● **Written request**
From the listing below, return each line that includes "lunch".

● **Record set**
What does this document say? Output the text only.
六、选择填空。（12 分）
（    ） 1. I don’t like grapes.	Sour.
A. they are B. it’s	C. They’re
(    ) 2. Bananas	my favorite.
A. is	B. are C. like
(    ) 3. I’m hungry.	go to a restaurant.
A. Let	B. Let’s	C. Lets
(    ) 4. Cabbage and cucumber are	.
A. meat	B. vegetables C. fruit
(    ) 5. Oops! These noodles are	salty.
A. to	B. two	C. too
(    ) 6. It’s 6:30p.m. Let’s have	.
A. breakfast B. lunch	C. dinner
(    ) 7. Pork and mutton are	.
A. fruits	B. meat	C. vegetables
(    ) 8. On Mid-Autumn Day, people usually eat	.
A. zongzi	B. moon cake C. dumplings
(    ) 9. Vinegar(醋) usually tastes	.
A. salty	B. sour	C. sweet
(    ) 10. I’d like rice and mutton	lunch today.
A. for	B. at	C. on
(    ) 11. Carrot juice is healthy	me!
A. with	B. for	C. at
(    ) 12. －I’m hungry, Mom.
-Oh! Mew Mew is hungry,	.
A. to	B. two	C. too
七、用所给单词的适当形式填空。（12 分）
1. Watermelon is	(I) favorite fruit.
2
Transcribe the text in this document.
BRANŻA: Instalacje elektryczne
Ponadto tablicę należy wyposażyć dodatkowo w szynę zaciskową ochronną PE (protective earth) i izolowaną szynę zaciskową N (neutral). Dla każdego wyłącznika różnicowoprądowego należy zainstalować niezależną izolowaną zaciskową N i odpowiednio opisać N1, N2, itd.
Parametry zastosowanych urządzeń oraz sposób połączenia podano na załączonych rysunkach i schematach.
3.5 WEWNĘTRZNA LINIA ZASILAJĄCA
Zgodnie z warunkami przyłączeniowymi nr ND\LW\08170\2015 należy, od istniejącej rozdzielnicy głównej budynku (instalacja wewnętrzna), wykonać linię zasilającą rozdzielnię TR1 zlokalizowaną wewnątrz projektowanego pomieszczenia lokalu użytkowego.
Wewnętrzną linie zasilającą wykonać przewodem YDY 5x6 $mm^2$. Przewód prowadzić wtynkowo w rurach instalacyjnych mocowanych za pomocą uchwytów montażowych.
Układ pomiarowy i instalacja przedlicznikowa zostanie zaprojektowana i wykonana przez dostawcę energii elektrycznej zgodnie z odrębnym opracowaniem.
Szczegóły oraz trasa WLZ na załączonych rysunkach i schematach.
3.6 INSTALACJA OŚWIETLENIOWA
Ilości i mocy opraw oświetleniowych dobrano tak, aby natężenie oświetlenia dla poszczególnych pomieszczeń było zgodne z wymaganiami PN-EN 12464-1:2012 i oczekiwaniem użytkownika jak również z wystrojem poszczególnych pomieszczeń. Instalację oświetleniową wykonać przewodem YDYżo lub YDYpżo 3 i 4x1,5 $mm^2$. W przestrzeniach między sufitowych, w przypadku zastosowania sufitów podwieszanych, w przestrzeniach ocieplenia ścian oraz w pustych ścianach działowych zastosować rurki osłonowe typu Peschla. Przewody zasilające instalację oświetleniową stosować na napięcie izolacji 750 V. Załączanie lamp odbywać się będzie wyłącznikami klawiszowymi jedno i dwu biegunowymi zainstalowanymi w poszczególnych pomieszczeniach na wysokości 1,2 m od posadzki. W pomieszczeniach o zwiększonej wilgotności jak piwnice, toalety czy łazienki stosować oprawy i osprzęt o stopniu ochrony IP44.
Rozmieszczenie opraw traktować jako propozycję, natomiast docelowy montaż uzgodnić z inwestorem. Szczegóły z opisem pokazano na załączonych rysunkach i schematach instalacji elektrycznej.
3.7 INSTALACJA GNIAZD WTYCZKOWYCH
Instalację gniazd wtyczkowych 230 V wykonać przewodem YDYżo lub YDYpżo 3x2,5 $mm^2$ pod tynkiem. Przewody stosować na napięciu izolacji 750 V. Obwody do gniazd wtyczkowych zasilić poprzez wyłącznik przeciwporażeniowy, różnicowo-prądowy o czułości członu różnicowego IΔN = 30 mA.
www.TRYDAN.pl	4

● **Exercise answer**
A. breakfast B. lunch	C. dinner
(    ) 10. I’d like rice and mutton	lunch today.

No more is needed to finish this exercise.